__DIRECTION__:
Output each entry exactly; skip nothing.
"""
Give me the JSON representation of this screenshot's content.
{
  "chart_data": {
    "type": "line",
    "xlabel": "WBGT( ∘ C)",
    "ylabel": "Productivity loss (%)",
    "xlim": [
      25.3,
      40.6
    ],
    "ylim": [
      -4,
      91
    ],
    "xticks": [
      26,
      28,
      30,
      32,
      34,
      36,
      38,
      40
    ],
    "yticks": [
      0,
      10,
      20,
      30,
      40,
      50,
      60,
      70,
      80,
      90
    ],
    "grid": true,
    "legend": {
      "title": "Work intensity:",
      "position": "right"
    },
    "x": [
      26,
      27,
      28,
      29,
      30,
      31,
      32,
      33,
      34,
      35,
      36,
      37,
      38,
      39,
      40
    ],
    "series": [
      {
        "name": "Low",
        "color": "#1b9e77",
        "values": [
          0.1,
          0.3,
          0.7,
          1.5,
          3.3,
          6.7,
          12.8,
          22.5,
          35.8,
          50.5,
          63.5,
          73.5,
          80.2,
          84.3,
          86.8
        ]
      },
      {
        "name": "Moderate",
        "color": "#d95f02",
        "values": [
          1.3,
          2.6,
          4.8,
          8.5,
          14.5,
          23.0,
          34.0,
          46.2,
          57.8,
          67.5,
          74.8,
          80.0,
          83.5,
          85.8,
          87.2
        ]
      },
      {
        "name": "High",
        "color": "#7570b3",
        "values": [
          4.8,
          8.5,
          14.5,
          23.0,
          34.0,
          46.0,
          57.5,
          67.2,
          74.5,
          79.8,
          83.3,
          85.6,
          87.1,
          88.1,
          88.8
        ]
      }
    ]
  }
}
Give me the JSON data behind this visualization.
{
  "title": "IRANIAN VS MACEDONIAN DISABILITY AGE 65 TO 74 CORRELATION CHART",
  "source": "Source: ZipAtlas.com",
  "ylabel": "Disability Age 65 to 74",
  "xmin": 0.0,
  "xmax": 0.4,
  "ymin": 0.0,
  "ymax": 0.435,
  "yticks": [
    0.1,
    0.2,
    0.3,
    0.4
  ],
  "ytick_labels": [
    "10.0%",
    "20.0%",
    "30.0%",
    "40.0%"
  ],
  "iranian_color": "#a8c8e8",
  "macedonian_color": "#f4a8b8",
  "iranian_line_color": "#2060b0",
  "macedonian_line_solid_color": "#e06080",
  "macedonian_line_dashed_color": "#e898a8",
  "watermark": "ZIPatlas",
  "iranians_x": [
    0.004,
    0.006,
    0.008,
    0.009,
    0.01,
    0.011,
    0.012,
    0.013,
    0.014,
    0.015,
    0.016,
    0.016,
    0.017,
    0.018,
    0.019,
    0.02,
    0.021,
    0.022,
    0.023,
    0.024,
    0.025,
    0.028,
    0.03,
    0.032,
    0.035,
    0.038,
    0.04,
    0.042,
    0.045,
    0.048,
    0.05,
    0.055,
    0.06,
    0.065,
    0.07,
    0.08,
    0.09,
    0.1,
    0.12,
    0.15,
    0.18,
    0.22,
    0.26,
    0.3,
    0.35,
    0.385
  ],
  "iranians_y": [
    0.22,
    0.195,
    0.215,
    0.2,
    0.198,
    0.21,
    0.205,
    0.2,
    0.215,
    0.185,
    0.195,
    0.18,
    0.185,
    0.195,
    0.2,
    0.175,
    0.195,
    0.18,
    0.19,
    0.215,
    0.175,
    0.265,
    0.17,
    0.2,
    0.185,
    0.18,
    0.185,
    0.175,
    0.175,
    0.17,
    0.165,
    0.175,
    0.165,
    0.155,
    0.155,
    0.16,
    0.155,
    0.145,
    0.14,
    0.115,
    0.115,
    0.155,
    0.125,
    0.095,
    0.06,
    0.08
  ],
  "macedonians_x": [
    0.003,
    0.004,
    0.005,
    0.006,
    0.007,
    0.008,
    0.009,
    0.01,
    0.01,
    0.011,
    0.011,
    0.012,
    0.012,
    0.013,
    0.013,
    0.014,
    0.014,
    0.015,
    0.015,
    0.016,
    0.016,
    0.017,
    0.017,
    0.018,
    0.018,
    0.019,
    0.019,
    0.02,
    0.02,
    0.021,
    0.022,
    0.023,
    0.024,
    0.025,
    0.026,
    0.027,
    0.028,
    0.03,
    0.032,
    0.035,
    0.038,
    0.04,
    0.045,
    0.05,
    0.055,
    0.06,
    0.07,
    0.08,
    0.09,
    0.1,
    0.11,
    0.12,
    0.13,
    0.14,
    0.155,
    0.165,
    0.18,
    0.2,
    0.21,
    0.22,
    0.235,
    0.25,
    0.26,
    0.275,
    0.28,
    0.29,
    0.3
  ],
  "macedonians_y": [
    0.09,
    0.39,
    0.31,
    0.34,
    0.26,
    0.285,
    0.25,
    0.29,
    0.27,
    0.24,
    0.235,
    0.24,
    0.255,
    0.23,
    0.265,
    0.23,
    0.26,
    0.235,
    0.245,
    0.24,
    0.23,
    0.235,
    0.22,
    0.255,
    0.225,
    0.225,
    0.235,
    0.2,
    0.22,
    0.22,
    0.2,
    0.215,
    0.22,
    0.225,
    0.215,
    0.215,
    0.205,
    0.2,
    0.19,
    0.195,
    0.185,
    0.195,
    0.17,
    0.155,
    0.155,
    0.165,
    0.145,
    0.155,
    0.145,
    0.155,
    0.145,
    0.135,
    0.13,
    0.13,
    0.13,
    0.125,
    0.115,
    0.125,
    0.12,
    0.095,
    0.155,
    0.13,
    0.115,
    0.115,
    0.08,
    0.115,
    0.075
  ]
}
"""
__RESULT OF THIS TASK__:
Give me the JSON representation of this screenshot's content.
{
  "chart_data": {
    "type": "line",
    "xlabel": "WBGT( ∘ C)",
    "ylabel": "Productivity loss (%)",
    "xlim": [
      25.3,
      40.6
    ],
    "ylim": [
      -4,
      91
    ],
    "xticks": [
      26,
      28,
      30,
      32,
      34,
      36,
      38,
      40
    ],
    "yticks": [
      0,
      10,
      20,
      30,
      40,
      50,
      60,
      70,
      80,
      90
    ],
    "grid": true,
    "legend": {
      "title": "Work intensity:",
      "position": "right"
    },
    "x": [
      26,
      27,
      28,
      29,
      30,
      31,
      32,
      33,
      34,
      35,
      36,
      37,
      38,
      39,
      40
    ],
    "series": [
      {
        "name": "Low",
        "color": "#1b9e77",
        "values": [
          0.1,
          0.3,
          0.7,
          1.5,
          3.3,
          6.7,
          12.8,
          22.5,
          35.8,
          50.5,
          63.5,
          73.5,
          80.2,
          84.3,
          86.8
        ]
      },
      {
        "name": "Moderate",
        "color": "#d95f02",
        "values": [
          1.3,
          2.6,
          4.8,
          8.5,
          14.5,
          23.0,
          34.0,
          46.2,
          57.8,
          67.5,
          74.8,
          80.0,
          83.5,
          85.8,
          87.2
        ]
      },
      {
        "name": "High",
        "color": "#7570b3",
        "values": [
          4.8,
          8.5,
          14.5,
          23.0,
          34.0,
          46.0,
          57.5,
          67.2,
          74.5,
          79.8,
          83.3,
          85.6,
          87.1,
          88.1,
          88.8
        ]
      }
    ]
  }
}
Give me the JSON data behind this visualization.
{
  "title": "IRANIAN VS MACEDONIAN DISABILITY AGE 65 TO 74 CORRELATION CHART",
  "source": "Source: ZipAtlas.com",
  "ylabel": "Disability Age 65 to 74",
  "xmin": 0.0,
  "xmax": 0.4,
  "ymin": 0.0,
  "ymax": 0.435,
  "yticks": [
    0.1,
    0.2,
    0.3,
    0.4
  ],
  "ytick_labels": [
    "10.0%",
    "20.0%",
    "30.0%",
    "40.0%"
  ],
  "iranian_color": "#a8c8e8",
  "macedonian_color": "#f4a8b8",
  "iranian_line_color": "#2060b0",
  "macedonian_line_solid_color": "#e06080",
  "macedonian_line_dashed_color": "#e898a8",
  "watermark": "ZIPatlas",
  "iranians_x": [
    0.004,
    0.006,
    0.008,
    0.009,
    0.01,
    0.011,
    0.012,
    0.013,
    0.014,
    0.015,
    0.016,
    0.016,
    0.017,
    0.018,
    0.019,
    0.02,
    0.021,
    0.022,
    0.023,
    0.024,
    0.025,
    0.028,
    0.03,
    0.032,
    0.035,
    0.038,
    0.04,
    0.042,
    0.045,
    0.048,
    0.05,
    0.055,
    0.06,
    0.065,
    0.07,
    0.08,
    0.09,
    0.1,
    0.12,
    0.15,
    0.18,
    0.22,
    0.26,
    0.3,
    0.35,
    0.385
  ],
  "iranians_y": [
    0.22,
    0.195,
    0.215,
    0.2,
    0.198,
    0.21,
    0.205,
    0.2,
    0.215,
    0.185,
    0.195,
    0.18,
    0.185,
    0.195,
    0.2,
    0.175,
    0.195,
    0.18,
    0.19,
    0.215,
    0.175,
    0.265,
    0.17,
    0.2,
    0.185,
    0.18,
    0.185,
    0.175,
    0.175,
    0.17,
    0.165,
    0.175,
    0.165,
    0.155,
    0.155,
    0.16,
    0.155,
    0.145,
    0.14,
    0.115,
    0.115,
    0.155,
    0.125,
    0.095,
    0.06,
    0.08
  ],
  "macedonians_x": [
    0.003,
    0.004,
    0.005,
    0.006,
    0.007,
    0.008,
    0.009,
    0.01,
    0.01,
    0.011,
    0.011,
    0.012,
    0.012,
    0.013,
    0.013,
    0.014,
    0.014,
    0.015,
    0.015,
    0.016,
    0.016,
    0.017,
    0.017,
    0.018,
    0.018,
    0.019,
    0.019,
    0.02,
    0.02,
    0.021,
    0.022,
    0.023,
    0.024,
    0.025,
    0.026,
    0.027,
    0.028,
    0.03,
    0.032,
    0.035,
    0.038,
    0.04,
    0.045,
    0.05,
    0.055,
    0.06,
    0.07,
    0.08,
    0.09,
    0.1,
    0.11,
    0.12,
    0.13,
    0.14,
    0.155,
    0.165,
    0.18,
    0.2,
    0.21,
    0.22,
    0.235,
    0.25,
    0.26,
    0.275,
    0.28,
    0.29,
    0.3
  ],
  "macedonians_y": [
    0.09,
    0.39,
    0.31,
    0.34,
    0.26,
    0.285,
    0.25,
    0.29,
    0.27,
    0.24,
    0.235,
    0.24,
    0.255,
    0.23,
    0.265,
    0.23,
    0.26,
    0.235,
    0.245,
    0.24,
    0.23,
    0.235,
    0.22,
    0.255,
    0.225,
    0.225,
    0.235,
    0.2,
    0.22,
    0.22,
    0.2,
    0.215,
    0.22,
    0.225,
    0.215,
    0.215,
    0.205,
    0.2,
    0.19,
    0.195,
    0.185,
    0.195,
    0.17,
    0.155,
    0.155,
    0.165,
    0.145,
    0.155,
    0.145,
    0.155,
    0.145,
    0.135,
    0.13,
    0.13,
    0.13,
    0.125,
    0.115,
    0.125,
    0.12,
    0.095,
    0.155,
    0.13,
    0.115,
    0.115,
    0.08,
    0.115,
    0.075
  ]
}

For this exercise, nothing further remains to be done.